| Texte à lire |
★ ★ ★ ★ ★
Peut-on espérer réussir aujourd'hui
ce qu'on a raté hier ?

 U n jour j'écrivis à un correspondant, après avoir répondu à sa question (indiquer les pages où je parle des Hébreux), «je m'intéresse peu au passé […] sinon en ce qu'il éclaire le présent […]. Comme les Hébreux ont disparu il y a plus de 2000 ans, vous comprendrez que je les évoque très peu dans ces pages». Une manière inexacteun peu fausse de présenter les choses: je m'intéresse au passé parce que je m'intéresse au présent, et parler du présent en ignorant les causes lointaines pouvant expliquer certains actes apparemment incohérents ou en ne comparant pas les situations actuelles à celles précédentes du même type pour en deviner les évolutions, c'est faire semblant d'avoir de s'y intéresser. On s'intéresse alors à «l'actualité», le flux ordinaire d'événements instantanés qu'on ne relie pas au substrat de faits sans quoi ces événements n'ont pas de sens – donc pas de prévisibilité quand ils durent.
★ ★ ★ ★ ★
| Données |
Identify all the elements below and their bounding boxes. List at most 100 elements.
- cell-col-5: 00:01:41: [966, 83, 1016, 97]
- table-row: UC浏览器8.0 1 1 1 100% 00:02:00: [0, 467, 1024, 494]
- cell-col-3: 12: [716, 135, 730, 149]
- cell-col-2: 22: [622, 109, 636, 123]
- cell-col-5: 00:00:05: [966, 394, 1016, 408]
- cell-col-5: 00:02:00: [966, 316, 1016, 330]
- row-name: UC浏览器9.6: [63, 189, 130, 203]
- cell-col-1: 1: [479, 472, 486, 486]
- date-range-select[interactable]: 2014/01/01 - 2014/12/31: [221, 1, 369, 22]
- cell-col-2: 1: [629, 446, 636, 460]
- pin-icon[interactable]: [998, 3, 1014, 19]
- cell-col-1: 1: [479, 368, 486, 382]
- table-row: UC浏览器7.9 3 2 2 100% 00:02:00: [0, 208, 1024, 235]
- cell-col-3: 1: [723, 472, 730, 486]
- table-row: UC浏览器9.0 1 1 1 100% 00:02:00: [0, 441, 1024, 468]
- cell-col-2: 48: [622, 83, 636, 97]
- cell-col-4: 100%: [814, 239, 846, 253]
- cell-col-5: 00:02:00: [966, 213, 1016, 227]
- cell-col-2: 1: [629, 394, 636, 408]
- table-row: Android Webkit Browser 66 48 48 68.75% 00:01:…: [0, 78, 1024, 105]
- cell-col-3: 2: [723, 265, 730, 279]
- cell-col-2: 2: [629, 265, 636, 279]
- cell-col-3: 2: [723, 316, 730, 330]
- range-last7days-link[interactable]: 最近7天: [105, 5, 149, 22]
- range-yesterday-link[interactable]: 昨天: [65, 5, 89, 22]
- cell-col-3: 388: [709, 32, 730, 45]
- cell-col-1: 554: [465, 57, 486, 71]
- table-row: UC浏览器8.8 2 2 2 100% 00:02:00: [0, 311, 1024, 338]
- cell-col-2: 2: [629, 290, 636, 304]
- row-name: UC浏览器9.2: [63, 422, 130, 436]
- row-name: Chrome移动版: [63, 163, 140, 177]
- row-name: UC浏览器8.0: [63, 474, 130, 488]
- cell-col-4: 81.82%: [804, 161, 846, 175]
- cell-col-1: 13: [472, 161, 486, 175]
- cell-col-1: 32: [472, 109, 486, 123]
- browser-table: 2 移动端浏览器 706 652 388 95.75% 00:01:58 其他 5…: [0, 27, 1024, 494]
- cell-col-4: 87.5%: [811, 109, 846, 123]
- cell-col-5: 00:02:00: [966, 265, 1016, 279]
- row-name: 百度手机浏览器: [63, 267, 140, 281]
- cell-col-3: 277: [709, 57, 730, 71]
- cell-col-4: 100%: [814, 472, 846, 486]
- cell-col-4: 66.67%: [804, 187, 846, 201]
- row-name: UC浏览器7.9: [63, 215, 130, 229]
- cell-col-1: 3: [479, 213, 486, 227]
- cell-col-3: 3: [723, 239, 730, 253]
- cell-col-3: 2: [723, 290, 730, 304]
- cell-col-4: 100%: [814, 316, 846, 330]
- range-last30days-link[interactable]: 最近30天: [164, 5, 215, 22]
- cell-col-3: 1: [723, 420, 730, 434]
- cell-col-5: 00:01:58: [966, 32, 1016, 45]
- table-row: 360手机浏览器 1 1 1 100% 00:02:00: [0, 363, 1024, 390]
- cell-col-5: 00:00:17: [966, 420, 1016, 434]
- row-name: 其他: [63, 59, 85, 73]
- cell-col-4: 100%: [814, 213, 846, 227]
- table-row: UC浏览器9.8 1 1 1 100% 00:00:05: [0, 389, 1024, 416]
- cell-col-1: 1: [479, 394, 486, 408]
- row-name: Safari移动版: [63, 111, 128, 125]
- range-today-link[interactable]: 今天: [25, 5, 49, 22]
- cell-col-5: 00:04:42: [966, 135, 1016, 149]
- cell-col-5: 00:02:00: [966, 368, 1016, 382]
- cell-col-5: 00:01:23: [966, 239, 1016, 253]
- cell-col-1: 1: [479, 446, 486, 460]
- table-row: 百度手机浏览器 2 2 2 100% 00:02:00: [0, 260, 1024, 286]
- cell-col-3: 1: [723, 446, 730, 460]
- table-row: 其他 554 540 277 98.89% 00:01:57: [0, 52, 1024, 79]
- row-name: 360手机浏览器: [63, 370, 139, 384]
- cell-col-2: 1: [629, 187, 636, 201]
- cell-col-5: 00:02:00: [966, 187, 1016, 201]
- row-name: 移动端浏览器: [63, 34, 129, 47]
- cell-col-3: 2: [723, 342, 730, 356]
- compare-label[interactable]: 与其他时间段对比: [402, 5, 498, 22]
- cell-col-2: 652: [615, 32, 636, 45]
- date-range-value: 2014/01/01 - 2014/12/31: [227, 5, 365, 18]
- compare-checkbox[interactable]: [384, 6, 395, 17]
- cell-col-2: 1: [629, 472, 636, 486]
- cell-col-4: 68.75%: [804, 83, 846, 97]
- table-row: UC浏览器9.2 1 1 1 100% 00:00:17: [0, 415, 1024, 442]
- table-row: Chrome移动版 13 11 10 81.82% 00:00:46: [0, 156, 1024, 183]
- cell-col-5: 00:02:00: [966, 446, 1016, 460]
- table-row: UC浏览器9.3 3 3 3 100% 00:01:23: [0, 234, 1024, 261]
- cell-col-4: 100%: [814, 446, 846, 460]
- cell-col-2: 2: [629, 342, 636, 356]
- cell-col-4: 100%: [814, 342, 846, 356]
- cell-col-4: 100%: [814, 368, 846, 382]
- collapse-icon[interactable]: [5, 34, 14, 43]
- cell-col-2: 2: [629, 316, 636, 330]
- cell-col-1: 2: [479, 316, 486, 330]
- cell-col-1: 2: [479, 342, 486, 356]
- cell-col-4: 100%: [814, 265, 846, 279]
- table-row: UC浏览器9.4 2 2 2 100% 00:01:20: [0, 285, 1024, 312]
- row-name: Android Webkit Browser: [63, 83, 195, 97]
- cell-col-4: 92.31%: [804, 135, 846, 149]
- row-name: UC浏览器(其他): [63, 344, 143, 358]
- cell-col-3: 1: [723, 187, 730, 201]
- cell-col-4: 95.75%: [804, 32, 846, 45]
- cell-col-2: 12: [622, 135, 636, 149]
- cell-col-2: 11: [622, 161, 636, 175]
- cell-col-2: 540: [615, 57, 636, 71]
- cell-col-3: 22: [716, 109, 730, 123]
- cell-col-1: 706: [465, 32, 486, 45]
★ ★ ★ ★ ★
| Consignes |
1 > Traduisez en anglais cette phrase du texte à lire : « On s'intéresse alors à «l'actualité», le flux ordinaire d'événements instantanés qu'on ne relie pas au substrat de faits sans quoi ces événements n'ont pas de sens – donc pas de prévisibilité quand ils durent. »
2 > Extrayez des enregistrements chaque ligne contenant la chaîne « 移动端浏览器 ».

| Corrigé |
1 > One then takes an interest in "current events," the ordinary stream of instantaneous events that one does not connect to the substrate of facts without which these events have no meaning – and therefore no predictability when they last.

2 >
- browser-table: 2 移动端浏览器 706 652 388 95.75% 00:01:58 其他 5…: [0, 27, 1024, 494]
- row-name: 移动端浏览器: [63, 34, 129, 47]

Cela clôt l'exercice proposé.